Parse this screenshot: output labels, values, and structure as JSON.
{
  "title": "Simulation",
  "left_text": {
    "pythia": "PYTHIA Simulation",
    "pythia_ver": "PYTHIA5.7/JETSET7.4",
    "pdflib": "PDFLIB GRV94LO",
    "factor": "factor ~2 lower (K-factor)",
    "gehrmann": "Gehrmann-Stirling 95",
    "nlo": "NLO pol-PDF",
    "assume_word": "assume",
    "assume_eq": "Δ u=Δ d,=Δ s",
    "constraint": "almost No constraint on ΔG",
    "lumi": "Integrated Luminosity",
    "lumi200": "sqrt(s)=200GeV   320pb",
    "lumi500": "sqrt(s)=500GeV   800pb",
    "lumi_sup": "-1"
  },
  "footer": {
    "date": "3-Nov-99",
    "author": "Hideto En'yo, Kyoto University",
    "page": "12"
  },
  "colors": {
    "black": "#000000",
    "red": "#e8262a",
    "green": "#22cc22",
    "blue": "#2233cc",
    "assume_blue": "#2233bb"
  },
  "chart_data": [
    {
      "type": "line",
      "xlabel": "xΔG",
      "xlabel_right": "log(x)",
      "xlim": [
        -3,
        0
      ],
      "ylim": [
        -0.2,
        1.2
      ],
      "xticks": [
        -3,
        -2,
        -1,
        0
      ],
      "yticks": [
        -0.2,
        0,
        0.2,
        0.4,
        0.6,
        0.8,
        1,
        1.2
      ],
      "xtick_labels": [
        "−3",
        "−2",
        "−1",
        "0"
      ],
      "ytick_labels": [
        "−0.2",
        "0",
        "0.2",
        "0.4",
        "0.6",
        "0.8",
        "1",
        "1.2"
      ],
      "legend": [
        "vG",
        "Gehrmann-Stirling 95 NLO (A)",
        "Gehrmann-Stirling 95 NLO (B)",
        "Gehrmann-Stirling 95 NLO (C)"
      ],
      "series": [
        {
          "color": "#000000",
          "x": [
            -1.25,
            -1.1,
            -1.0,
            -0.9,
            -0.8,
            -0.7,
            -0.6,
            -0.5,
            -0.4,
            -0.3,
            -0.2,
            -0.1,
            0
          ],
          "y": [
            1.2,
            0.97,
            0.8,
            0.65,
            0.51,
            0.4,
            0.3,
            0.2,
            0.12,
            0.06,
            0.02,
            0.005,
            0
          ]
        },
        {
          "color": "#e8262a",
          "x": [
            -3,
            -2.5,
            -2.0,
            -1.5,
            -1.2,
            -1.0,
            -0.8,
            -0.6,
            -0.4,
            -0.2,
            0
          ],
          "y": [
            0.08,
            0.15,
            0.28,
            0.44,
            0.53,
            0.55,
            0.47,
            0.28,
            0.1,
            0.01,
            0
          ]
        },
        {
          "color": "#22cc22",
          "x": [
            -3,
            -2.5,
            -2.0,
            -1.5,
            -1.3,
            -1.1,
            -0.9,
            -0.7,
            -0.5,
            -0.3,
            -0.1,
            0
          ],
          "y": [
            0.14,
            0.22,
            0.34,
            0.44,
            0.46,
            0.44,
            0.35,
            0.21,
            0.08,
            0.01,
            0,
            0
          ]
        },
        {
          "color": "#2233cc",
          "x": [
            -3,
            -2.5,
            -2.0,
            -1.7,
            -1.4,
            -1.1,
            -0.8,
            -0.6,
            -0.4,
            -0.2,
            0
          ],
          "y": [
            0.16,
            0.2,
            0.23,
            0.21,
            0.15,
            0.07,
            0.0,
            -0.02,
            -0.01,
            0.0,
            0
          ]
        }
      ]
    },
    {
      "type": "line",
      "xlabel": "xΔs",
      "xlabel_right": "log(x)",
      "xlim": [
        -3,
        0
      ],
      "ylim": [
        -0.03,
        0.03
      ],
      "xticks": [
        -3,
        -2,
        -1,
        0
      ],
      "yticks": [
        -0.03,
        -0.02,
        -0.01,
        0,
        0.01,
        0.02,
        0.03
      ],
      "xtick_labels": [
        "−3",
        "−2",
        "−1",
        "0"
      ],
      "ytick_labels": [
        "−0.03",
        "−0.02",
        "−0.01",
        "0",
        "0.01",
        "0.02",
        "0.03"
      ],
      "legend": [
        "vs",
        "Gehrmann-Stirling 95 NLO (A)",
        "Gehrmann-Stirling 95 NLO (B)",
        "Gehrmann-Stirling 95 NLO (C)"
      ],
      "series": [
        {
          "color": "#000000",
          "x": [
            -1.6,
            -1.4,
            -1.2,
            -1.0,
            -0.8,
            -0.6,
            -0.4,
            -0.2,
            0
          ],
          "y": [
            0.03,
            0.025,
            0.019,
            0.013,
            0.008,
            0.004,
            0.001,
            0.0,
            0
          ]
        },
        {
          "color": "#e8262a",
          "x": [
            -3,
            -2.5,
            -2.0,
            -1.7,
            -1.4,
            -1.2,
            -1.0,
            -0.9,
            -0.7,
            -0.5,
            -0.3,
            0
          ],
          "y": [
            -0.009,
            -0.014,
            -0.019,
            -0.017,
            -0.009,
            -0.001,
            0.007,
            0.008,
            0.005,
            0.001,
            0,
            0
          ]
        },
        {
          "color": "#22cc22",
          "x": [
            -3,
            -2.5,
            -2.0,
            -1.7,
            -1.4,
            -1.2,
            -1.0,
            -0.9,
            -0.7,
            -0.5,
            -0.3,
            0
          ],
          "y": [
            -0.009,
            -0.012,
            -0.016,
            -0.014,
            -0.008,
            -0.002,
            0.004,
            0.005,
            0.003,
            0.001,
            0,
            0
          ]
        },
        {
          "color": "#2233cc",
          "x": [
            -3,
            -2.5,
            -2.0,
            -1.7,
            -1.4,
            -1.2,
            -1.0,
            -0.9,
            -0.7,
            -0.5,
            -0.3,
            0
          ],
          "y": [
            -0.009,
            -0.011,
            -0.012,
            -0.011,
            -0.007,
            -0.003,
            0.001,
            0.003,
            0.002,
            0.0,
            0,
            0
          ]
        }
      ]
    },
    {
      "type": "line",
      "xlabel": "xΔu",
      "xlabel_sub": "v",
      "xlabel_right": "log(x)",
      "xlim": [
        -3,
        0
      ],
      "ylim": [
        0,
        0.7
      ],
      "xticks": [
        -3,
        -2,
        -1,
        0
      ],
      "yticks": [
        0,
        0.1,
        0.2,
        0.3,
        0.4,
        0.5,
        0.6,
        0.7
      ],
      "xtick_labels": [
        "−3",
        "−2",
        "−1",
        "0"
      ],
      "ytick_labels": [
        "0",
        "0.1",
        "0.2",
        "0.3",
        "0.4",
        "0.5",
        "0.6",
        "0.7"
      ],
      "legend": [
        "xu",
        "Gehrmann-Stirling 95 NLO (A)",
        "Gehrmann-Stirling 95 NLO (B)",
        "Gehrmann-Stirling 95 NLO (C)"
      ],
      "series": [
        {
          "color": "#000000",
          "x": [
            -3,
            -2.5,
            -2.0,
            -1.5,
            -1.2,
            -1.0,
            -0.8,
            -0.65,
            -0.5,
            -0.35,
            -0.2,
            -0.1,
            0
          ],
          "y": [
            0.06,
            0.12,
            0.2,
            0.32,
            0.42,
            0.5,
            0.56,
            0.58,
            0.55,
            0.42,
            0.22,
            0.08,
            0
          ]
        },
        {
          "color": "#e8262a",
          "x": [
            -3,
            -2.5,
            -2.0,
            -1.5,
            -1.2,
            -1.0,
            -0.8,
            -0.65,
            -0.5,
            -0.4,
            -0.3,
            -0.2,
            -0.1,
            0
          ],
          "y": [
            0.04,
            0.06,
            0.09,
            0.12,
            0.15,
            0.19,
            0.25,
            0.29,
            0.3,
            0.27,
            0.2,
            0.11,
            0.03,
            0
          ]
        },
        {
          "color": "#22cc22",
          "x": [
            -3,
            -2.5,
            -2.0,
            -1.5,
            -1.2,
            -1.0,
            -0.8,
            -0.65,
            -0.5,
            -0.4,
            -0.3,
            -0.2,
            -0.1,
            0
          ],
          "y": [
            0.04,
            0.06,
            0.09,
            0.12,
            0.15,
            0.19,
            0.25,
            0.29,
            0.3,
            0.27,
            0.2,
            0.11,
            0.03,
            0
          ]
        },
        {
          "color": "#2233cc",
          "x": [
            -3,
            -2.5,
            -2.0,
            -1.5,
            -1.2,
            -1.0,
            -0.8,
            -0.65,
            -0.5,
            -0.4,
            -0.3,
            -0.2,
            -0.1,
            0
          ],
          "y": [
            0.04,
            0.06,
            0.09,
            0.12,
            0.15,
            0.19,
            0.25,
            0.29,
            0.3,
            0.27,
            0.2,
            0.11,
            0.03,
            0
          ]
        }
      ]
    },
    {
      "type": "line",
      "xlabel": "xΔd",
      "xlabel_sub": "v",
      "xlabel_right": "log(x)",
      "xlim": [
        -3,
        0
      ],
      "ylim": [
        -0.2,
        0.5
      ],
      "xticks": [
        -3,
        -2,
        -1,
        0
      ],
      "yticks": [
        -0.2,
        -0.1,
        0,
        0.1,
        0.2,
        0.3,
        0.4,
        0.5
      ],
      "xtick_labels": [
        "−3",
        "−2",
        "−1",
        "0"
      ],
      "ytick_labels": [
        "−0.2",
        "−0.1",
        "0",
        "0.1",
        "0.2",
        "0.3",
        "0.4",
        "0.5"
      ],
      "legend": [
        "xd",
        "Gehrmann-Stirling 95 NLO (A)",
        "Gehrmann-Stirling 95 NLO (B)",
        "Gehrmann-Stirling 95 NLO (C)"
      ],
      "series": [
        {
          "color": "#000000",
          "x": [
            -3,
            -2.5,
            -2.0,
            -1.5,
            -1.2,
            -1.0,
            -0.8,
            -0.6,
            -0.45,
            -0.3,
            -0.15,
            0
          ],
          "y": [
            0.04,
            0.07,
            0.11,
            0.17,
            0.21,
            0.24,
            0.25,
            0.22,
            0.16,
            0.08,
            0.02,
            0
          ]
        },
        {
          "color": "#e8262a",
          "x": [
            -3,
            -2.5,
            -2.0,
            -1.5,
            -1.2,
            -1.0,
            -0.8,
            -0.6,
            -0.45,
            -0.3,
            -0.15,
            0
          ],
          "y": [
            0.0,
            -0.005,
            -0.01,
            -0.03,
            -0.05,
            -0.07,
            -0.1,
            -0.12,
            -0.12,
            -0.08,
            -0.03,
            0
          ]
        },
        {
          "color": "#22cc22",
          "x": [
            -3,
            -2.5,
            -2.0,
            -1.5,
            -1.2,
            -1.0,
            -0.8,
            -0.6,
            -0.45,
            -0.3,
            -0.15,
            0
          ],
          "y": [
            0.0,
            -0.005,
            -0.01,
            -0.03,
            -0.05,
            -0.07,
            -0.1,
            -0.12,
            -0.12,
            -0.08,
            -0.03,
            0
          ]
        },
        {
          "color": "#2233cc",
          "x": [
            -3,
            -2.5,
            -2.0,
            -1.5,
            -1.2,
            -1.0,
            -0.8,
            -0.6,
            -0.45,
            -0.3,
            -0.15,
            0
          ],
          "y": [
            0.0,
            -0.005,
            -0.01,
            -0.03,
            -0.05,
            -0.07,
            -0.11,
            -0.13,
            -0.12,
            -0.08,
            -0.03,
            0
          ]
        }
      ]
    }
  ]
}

━━━━━━

## REQUIREMENTS
Among the entries, how many lines include the word "Simulation"? Answer with a single number and nothing further.

## OUTPUT BELOW
2